[Required work]: Using the listing beneath this task, count the lines with the word "FREE" and write only the result.

Start of Source data

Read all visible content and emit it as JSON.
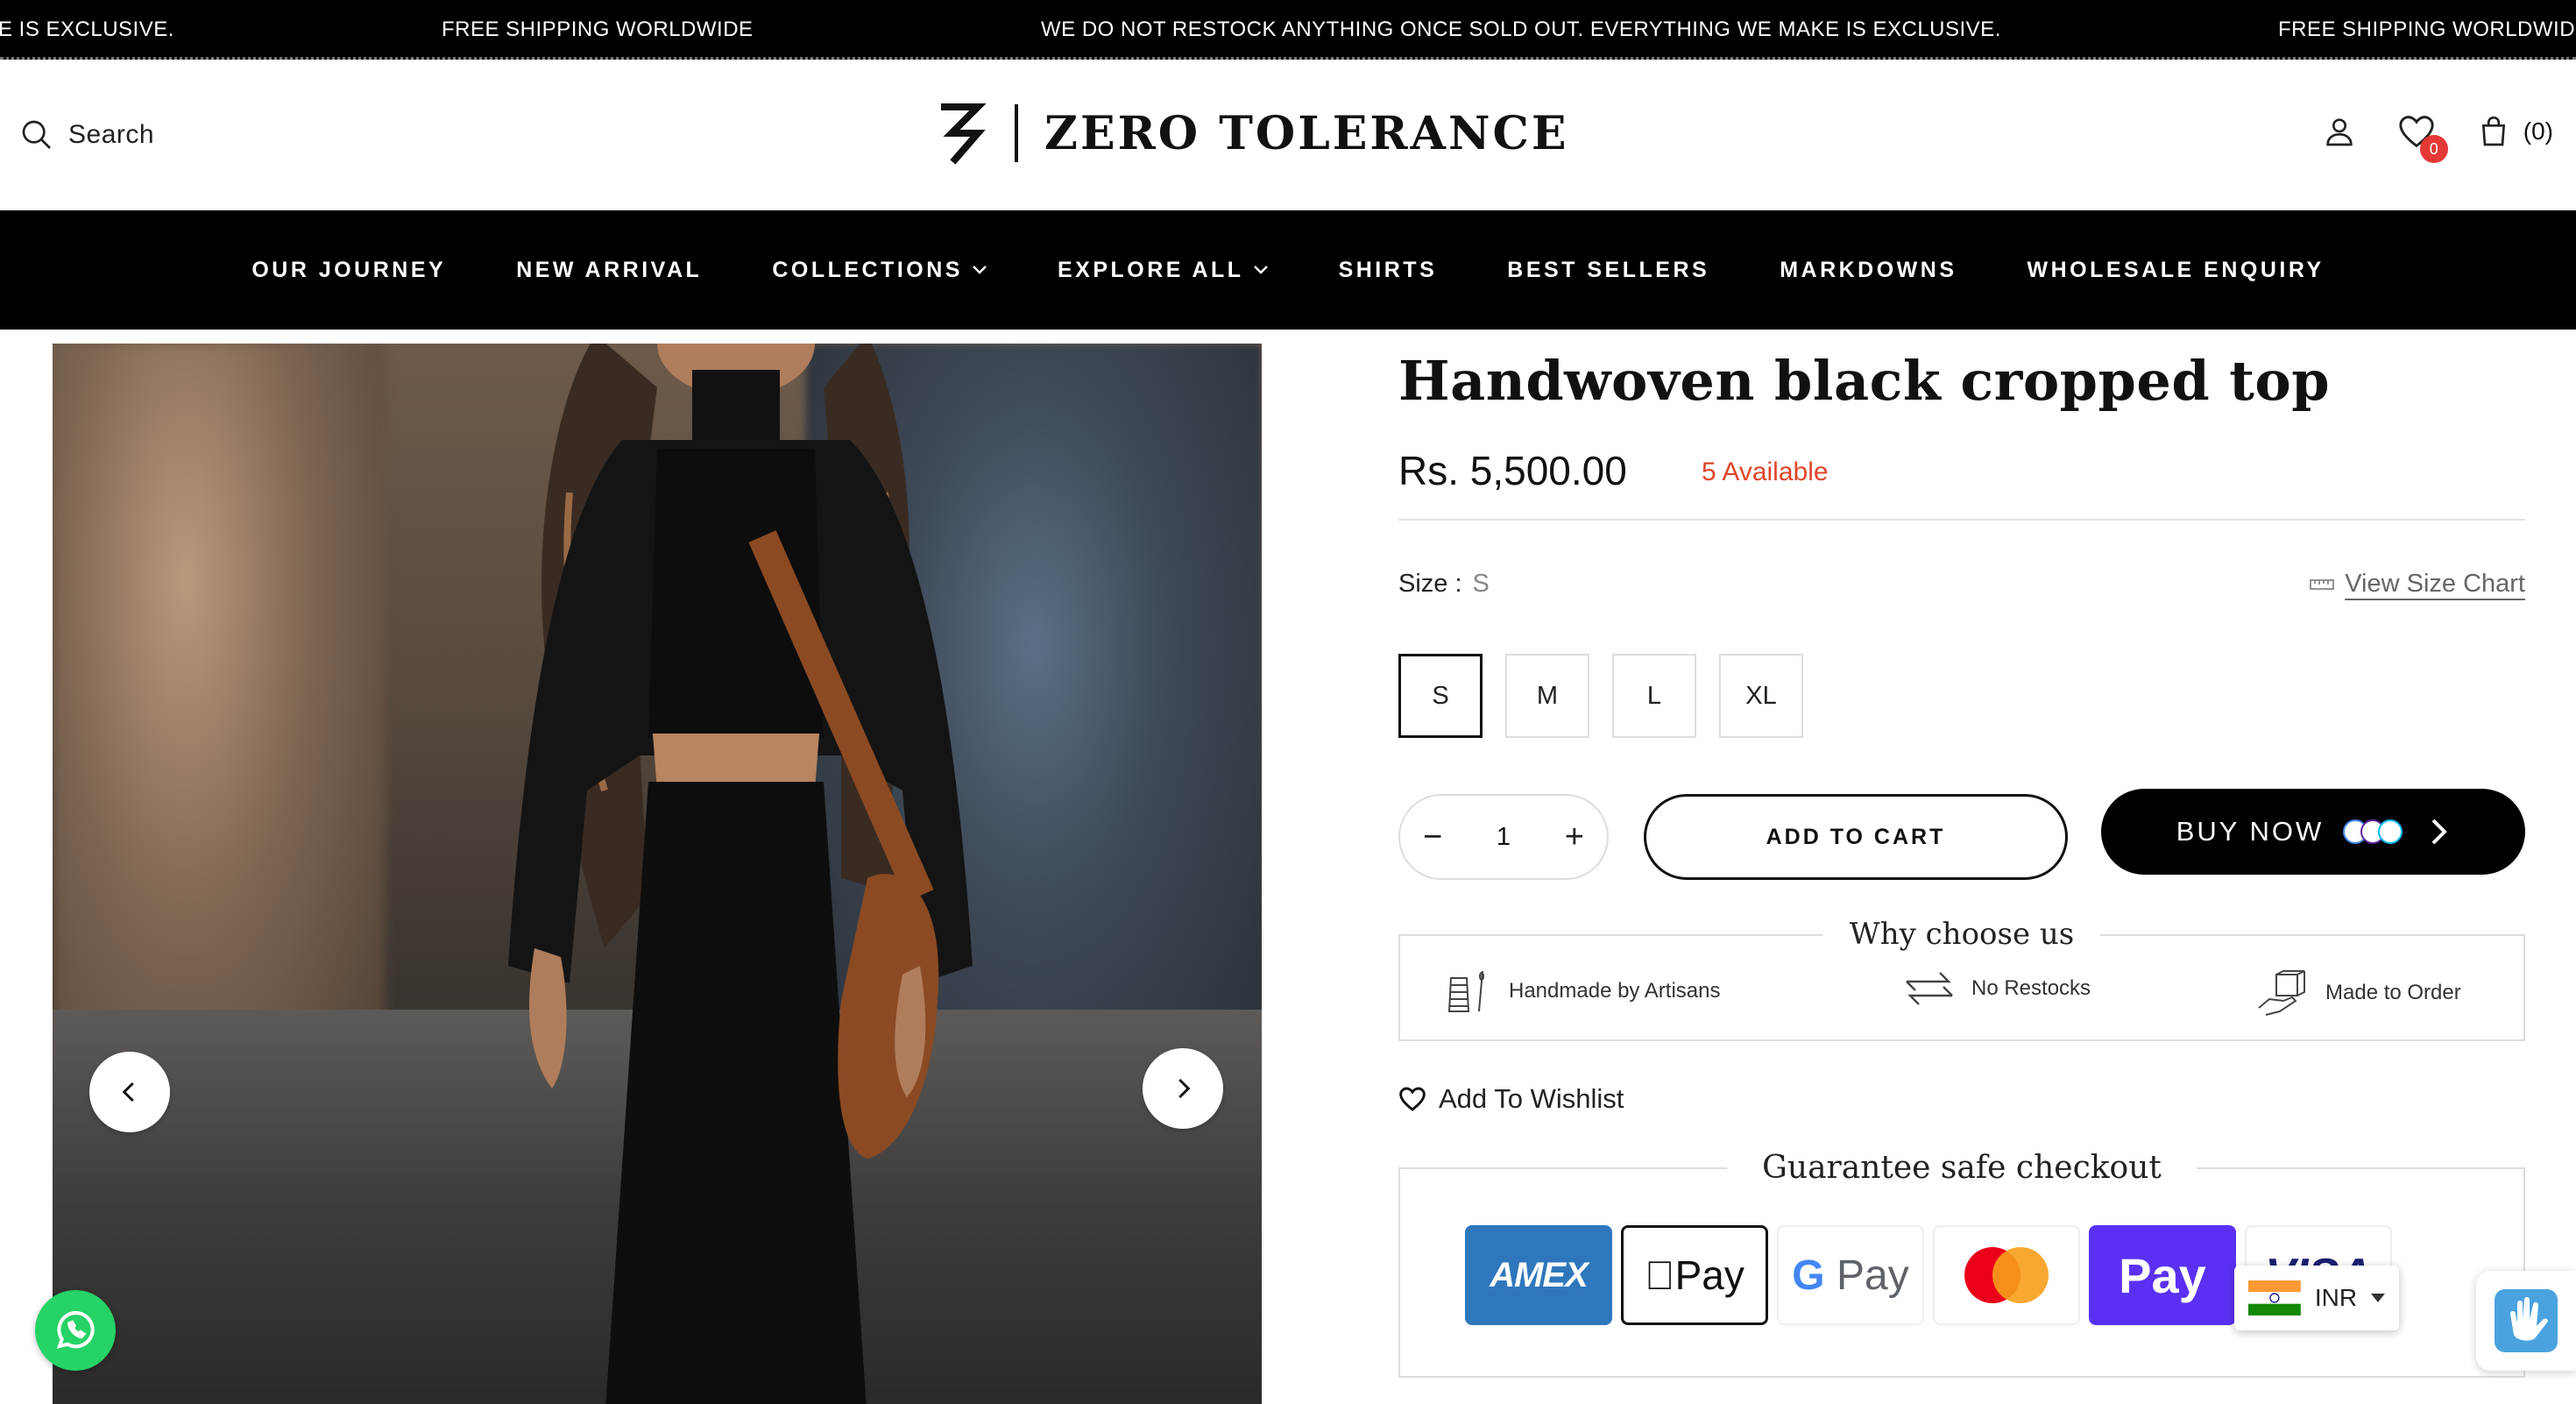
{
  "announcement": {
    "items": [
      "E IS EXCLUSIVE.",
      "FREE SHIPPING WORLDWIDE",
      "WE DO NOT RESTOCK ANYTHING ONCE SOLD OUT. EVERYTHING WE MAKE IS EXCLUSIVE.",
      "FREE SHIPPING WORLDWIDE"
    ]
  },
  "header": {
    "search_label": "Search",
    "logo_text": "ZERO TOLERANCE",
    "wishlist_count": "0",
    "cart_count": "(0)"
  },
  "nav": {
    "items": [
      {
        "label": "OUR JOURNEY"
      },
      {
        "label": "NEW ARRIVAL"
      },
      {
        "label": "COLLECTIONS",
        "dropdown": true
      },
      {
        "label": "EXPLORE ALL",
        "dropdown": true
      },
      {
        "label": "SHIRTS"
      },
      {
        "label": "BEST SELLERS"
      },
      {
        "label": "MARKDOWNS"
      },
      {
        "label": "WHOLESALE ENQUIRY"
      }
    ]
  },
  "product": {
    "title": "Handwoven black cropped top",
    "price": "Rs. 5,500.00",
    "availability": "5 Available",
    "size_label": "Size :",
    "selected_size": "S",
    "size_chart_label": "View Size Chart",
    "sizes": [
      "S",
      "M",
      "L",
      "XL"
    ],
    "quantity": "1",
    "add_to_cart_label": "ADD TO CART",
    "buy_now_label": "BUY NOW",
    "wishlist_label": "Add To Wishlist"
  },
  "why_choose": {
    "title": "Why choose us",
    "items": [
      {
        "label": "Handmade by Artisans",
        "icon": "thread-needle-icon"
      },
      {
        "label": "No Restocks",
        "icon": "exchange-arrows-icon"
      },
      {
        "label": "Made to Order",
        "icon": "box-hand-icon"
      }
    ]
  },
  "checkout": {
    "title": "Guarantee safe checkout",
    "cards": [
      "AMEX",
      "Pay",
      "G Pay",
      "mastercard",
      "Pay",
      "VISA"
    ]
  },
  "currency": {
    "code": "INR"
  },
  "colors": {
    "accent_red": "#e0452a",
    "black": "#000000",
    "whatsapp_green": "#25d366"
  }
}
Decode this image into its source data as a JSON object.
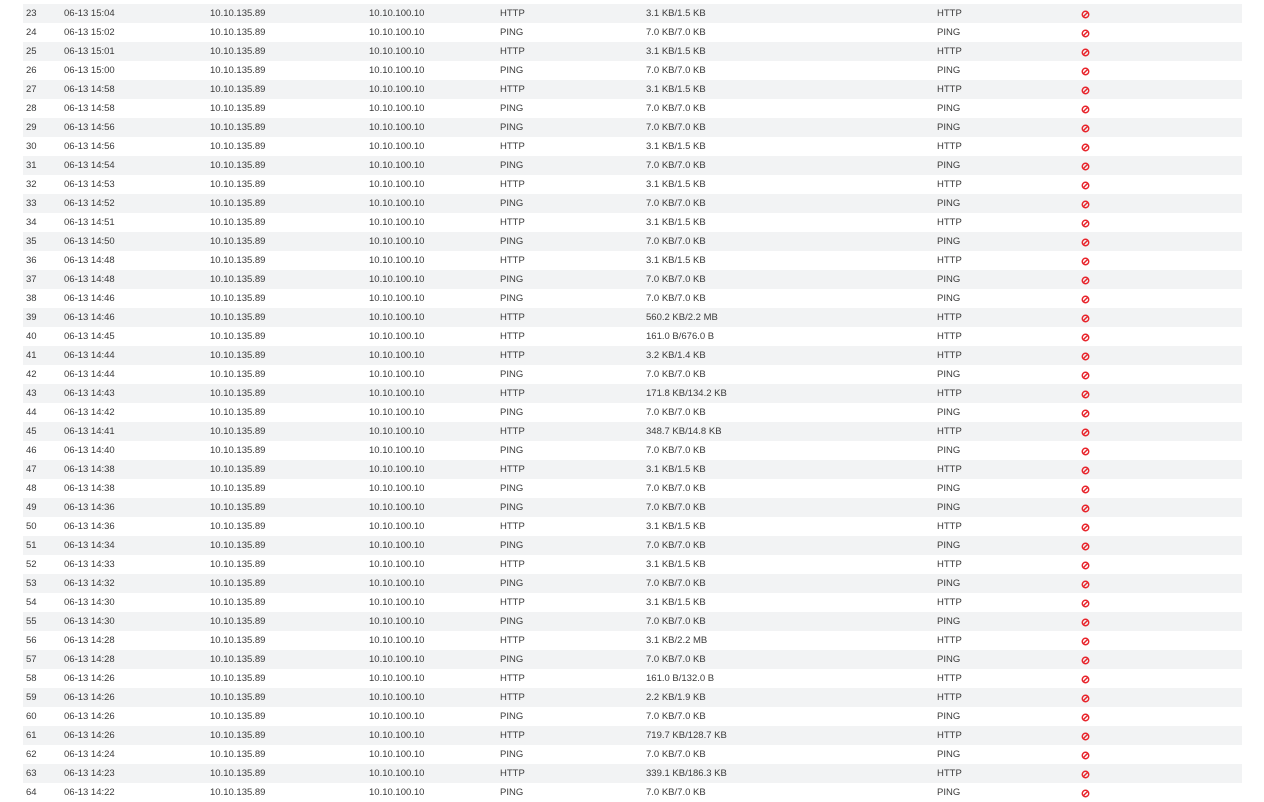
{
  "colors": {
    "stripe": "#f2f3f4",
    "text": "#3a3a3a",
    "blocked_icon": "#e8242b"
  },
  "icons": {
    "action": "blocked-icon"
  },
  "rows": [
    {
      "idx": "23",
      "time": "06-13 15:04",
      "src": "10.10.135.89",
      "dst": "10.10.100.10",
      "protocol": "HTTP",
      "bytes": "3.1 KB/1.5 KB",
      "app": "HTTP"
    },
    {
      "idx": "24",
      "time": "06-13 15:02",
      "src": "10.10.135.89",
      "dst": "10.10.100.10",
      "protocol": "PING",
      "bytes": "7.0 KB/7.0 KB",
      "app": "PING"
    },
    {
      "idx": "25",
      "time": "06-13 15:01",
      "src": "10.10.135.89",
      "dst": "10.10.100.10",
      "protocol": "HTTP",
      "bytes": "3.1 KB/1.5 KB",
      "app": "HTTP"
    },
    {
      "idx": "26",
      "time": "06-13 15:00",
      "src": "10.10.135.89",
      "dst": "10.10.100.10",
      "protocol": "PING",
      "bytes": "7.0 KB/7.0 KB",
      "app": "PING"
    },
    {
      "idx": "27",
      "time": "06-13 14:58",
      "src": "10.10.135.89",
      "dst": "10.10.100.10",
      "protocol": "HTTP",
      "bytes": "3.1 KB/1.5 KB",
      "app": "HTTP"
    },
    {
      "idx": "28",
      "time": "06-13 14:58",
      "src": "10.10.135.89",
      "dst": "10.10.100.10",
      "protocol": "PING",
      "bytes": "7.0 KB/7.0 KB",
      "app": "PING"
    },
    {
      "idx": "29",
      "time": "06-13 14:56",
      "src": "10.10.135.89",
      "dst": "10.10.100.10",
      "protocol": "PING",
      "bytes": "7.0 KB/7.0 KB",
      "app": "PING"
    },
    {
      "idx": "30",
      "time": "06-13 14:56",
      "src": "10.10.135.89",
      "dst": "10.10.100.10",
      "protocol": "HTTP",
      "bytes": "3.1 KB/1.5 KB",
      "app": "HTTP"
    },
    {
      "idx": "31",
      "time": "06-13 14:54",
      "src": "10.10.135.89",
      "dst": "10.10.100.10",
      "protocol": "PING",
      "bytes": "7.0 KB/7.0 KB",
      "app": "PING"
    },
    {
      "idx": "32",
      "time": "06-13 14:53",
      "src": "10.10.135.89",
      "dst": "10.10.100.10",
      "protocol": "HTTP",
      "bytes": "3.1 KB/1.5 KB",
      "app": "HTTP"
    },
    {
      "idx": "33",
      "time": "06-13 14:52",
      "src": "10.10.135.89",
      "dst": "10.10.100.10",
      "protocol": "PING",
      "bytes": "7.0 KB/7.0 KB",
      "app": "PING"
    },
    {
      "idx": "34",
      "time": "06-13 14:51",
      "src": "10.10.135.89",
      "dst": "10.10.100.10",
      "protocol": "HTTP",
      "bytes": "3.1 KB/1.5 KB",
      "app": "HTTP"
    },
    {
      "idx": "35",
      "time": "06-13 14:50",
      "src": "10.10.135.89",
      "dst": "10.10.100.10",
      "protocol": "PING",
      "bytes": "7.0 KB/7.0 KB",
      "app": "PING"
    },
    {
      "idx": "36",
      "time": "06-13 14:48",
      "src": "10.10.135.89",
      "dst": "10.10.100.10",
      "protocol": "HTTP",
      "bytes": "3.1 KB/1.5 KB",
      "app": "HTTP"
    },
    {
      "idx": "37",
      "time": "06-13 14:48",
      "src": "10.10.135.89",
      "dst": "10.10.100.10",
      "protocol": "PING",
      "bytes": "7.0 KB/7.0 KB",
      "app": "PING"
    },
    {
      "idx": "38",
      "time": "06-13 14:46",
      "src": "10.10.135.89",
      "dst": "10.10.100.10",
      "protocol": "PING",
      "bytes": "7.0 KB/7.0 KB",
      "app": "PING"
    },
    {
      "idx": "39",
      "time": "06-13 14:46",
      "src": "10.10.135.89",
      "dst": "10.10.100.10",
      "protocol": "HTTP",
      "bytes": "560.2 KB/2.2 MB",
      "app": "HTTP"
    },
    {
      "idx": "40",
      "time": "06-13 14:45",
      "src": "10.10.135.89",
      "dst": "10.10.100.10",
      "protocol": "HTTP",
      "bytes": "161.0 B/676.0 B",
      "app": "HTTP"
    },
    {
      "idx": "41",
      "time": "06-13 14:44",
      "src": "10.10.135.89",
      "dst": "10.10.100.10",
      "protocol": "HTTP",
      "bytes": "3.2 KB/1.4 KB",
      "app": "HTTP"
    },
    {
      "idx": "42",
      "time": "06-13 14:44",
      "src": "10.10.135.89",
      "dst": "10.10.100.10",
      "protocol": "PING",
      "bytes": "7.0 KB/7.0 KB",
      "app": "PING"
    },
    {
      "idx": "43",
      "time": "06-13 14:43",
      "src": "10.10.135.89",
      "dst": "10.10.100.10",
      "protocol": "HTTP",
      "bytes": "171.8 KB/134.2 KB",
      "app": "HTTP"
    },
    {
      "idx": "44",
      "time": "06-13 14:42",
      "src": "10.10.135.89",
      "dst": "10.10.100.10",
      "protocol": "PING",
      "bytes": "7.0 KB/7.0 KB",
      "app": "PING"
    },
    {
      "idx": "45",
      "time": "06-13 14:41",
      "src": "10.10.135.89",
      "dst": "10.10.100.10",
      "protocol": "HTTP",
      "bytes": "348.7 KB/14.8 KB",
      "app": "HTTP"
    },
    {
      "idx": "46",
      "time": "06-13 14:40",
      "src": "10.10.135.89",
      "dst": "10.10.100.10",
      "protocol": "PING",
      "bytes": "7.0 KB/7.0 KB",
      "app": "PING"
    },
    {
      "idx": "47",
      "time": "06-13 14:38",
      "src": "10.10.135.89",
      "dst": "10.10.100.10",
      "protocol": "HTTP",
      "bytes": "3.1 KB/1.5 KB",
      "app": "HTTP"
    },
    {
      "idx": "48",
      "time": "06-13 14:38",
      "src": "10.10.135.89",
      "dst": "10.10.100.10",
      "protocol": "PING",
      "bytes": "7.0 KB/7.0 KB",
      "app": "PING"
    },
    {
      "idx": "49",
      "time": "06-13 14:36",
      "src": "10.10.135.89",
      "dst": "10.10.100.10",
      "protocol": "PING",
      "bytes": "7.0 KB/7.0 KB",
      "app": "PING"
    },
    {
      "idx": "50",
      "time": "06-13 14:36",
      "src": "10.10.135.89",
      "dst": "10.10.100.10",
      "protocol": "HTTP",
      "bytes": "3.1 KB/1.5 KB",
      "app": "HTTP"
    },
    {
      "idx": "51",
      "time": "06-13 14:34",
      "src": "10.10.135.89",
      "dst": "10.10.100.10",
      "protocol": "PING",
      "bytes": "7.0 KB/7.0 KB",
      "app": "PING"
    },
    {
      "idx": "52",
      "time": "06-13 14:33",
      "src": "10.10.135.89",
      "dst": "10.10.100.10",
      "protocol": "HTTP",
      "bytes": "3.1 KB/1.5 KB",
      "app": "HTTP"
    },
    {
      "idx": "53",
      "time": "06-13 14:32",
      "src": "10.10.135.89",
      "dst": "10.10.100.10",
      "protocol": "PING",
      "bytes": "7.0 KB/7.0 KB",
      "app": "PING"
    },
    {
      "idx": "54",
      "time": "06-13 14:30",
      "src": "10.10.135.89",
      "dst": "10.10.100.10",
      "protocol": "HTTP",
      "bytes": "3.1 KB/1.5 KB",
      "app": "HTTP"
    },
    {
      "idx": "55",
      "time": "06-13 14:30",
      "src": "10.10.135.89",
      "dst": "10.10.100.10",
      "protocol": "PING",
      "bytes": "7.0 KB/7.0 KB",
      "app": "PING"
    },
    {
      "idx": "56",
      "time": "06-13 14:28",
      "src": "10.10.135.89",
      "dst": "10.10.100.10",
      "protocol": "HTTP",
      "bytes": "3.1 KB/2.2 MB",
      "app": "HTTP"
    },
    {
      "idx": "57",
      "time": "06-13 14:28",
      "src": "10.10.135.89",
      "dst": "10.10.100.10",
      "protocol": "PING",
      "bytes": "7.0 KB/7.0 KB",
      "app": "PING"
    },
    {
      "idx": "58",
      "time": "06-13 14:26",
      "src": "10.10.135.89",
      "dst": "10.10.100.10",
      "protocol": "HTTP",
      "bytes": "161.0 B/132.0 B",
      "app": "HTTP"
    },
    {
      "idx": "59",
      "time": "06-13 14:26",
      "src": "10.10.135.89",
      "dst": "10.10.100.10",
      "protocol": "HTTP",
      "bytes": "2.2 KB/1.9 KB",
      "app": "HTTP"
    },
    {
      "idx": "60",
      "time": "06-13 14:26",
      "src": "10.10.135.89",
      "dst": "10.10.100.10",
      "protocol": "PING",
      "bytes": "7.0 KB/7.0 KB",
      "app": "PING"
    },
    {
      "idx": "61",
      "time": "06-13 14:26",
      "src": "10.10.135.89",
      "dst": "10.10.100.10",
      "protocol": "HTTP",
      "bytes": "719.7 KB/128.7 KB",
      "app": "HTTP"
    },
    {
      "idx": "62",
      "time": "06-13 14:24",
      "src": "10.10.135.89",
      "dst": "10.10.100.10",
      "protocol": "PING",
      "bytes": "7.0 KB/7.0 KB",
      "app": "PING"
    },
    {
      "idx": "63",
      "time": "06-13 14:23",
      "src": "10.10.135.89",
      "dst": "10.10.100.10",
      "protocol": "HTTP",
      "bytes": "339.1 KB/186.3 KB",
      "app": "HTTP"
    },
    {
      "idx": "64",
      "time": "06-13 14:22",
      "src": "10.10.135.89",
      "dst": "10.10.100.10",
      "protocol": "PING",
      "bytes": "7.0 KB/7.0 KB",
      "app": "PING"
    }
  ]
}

End of Source data

[Expected answer]: 2